## [Brief]
Show each line that has the string "period" in it.

[BEGIN The records]

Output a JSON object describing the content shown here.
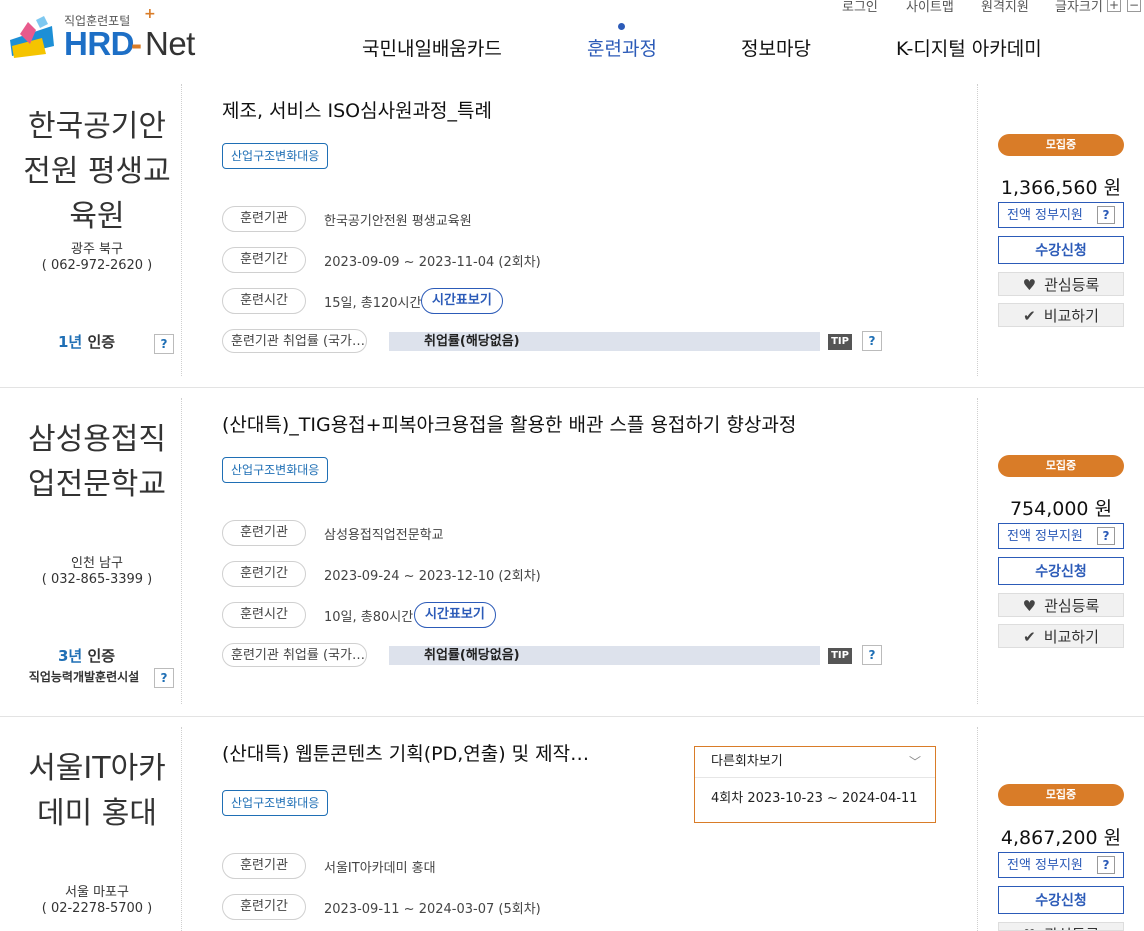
{
  "header": {
    "logo_sub": "직업훈련포털",
    "logo_plus": "+",
    "logo_hrd": "HRD",
    "logo_dash": "-",
    "logo_net": "Net",
    "util": [
      "로그인",
      "사이트맵",
      "원격지원",
      "글자크기"
    ],
    "font_plus": "+",
    "font_minus": "−",
    "nav": [
      "국민내일배움카드",
      "훈련과정",
      "정보마당",
      "K-디지털 아카데미"
    ],
    "active_nav": "훈련과정"
  },
  "labels": {
    "inst": "훈련기관",
    "period": "훈련기간",
    "hours": "훈련시간",
    "employ": "훈련기관 취업률 (국가…",
    "timetable": "시간표보기",
    "employ_bar": "취업률(해당없음)",
    "tip": "TIP",
    "q": "?",
    "recruiting": "모집중",
    "gov_support": "전액 정부지원",
    "apply": "수강신청",
    "interest": "관심등록",
    "compare": "비교하기",
    "cert_suffix": "인증",
    "other_rounds": "다른회차보기"
  },
  "courses": [
    {
      "inst_name_1": "한국공기안",
      "inst_name_2": "전원 평생교",
      "inst_name_3": "육원",
      "region": "광주 북구",
      "phone": "( 062-972-2620 )",
      "cert_years": "1년",
      "cert_sub": "",
      "title": "제조, 서비스 ISO심사원과정_특례",
      "tag": "산업구조변화대응",
      "institution": "한국공기안전원 평생교육원",
      "period": "2023-09-09 ~ 2023-11-04 (2회차)",
      "hours": "15일, 총120시간",
      "price": "1,366,560 원"
    },
    {
      "inst_name_1": "삼성용접직",
      "inst_name_2": "업전문학교",
      "region": "인천 남구",
      "phone": "( 032-865-3399 )",
      "cert_years": "3년",
      "cert_sub": "직업능력개발훈련시설",
      "title": "(산대특)_TIG용접+피복아크용접을 활용한 배관 스플 용접하기 향상과정",
      "tag": "산업구조변화대응",
      "institution": "삼성용접직업전문학교",
      "period": "2023-09-24 ~ 2023-12-10 (2회차)",
      "hours": "10일, 총80시간",
      "price": "754,000 원"
    },
    {
      "inst_name_1": "서울IT아카",
      "inst_name_2": "데미 홍대",
      "region": "서울 마포구",
      "phone": "( 02-2278-5700 )",
      "title": "(산대특) 웹툰콘텐츠 기획(PD,연출) 및 제작…",
      "tag": "산업구조변화대응",
      "institution": "서울IT아카데미 홍대",
      "period": "2023-09-11 ~ 2024-03-07 (5회차)",
      "price": "4,867,200 원",
      "other_round_item": "4회차 2023-10-23 ~ 2024-04-11"
    }
  ],
  "colors": {
    "accent_blue": "#2c5bb8",
    "badge_orange": "#d97c28",
    "employ_bar": "#dde2ec"
  }
}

[END The records]

## [Answer to this exercise]
    "period": "훈련기간",
      "period": "2023-09-09 ~ 2023-11-04 (2회차)",
      "period": "2023-09-24 ~ 2023-12-10 (2회차)",
      "period": "2023-09-11 ~ 2024-03-07 (5회차)",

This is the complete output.